Your instructions >>
Will you quote all of the entries, word for word?

----------------

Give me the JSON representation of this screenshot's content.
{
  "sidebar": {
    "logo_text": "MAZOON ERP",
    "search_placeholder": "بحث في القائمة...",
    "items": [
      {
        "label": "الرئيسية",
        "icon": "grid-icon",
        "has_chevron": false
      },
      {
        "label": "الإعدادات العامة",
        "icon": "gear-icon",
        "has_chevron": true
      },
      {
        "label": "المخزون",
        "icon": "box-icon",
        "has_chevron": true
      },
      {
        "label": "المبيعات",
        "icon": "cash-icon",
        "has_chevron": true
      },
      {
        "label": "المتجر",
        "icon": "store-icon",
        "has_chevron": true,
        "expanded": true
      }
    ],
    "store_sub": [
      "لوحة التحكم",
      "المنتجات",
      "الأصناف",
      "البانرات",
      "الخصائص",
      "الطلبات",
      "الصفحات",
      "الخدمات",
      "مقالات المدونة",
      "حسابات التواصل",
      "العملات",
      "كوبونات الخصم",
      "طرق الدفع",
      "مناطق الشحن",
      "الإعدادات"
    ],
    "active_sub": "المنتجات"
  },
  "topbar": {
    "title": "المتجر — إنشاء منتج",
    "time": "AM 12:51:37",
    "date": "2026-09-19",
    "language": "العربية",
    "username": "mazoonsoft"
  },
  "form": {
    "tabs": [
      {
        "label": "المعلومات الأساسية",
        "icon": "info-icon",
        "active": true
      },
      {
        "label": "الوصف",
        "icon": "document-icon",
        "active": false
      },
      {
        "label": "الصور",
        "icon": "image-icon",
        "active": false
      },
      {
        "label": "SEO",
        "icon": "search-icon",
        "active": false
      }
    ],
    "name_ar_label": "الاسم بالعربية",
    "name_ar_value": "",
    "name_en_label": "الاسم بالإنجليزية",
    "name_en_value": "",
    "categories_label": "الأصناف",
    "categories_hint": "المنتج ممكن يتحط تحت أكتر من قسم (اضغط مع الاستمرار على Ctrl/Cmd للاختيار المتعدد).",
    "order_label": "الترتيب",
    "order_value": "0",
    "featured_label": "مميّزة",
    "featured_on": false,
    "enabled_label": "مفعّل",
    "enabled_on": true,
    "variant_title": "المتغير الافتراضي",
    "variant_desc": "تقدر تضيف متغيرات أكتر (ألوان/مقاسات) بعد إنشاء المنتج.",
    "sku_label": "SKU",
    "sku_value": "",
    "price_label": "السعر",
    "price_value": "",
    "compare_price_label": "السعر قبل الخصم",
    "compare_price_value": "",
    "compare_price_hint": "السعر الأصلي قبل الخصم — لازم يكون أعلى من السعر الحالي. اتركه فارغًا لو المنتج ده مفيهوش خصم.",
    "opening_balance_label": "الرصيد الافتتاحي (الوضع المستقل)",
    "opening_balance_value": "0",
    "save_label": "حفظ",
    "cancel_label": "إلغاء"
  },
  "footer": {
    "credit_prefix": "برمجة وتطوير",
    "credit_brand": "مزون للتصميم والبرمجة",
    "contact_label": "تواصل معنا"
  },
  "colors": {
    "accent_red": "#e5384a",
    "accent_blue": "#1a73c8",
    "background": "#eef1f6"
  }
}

----------------

Final result >>
Give me the JSON representation of this screenshot's content.
{
  "sidebar": {
    "logo_text": "MAZOON ERP",
    "search_placeholder": "بحث في القائمة...",
    "items": [
      {
        "label": "الرئيسية",
        "icon": "grid-icon",
        "has_chevron": false
      },
      {
        "label": "الإعدادات العامة",
        "icon": "gear-icon",
        "has_chevron": true
      },
      {
        "label": "المخزون",
        "icon": "box-icon",
        "has_chevron": true
      },
      {
        "label": "المبيعات",
        "icon": "cash-icon",
        "has_chevron": true
      },
      {
        "label": "المتجر",
        "icon": "store-icon",
        "has_chevron": true,
        "expanded": true
      }
    ],
    "store_sub": [
      "لوحة التحكم",
      "المنتجات",
      "الأصناف",
      "البانرات",
      "الخصائص",
      "الطلبات",
      "الصفحات",
      "الخدمات",
      "مقالات المدونة",
      "حسابات التواصل",
      "العملات",
      "كوبونات الخصم",
      "طرق الدفع",
      "مناطق الشحن",
      "الإعدادات"
    ],
    "active_sub": "المنتجات"
  },
  "topbar": {
    "title": "المتجر — إنشاء منتج",
    "time": "AM 12:51:37",
    "date": "2026-09-19",
    "language": "العربية",
    "username": "mazoonsoft"
  },
  "form": {
    "tabs": [
      {
        "label": "المعلومات الأساسية",
        "icon": "info-icon",
        "active": true
      },
      {
        "label": "الوصف",
        "icon": "document-icon",
        "active": false
      },
      {
        "label": "الصور",
        "icon": "image-icon",
        "active": false
      },
      {
        "label": "SEO",
        "icon": "search-icon",
        "active": false
      }
    ],
    "name_ar_label": "الاسم بالعربية",
    "name_ar_value": "",
    "name_en_label": "الاسم بالإنجليزية",
    "name_en_value": "",
    "categories_label": "الأصناف",
    "categories_hint": "المنتج ممكن يتحط تحت أكتر من قسم (اضغط مع الاستمرار على Ctrl/Cmd للاختيار المتعدد).",
    "order_label": "الترتيب",
    "order_value": "0",
    "featured_label": "مميّزة",
    "featured_on": false,
    "enabled_label": "مفعّل",
    "enabled_on": true,
    "variant_title": "المتغير الافتراضي",
    "variant_desc": "تقدر تضيف متغيرات أكتر (ألوان/مقاسات) بعد إنشاء المنتج.",
    "sku_label": "SKU",
    "sku_value": "",
    "price_label": "السعر",
    "price_value": "",
    "compare_price_label": "السعر قبل الخصم",
    "compare_price_value": "",
    "compare_price_hint": "السعر الأصلي قبل الخصم — لازم يكون أعلى من السعر الحالي. اتركه فارغًا لو المنتج ده مفيهوش خصم.",
    "opening_balance_label": "الرصيد الافتتاحي (الوضع المستقل)",
    "opening_balance_value": "0",
    "save_label": "حفظ",
    "cancel_label": "إلغاء"
  },
  "footer": {
    "credit_prefix": "برمجة وتطوير",
    "credit_brand": "مزون للتصميم والبرمجة",
    "contact_label": "تواصل معنا"
  },
  "colors": {
    "accent_red": "#e5384a",
    "accent_blue": "#1a73c8",
    "background": "#eef1f6"
  }
}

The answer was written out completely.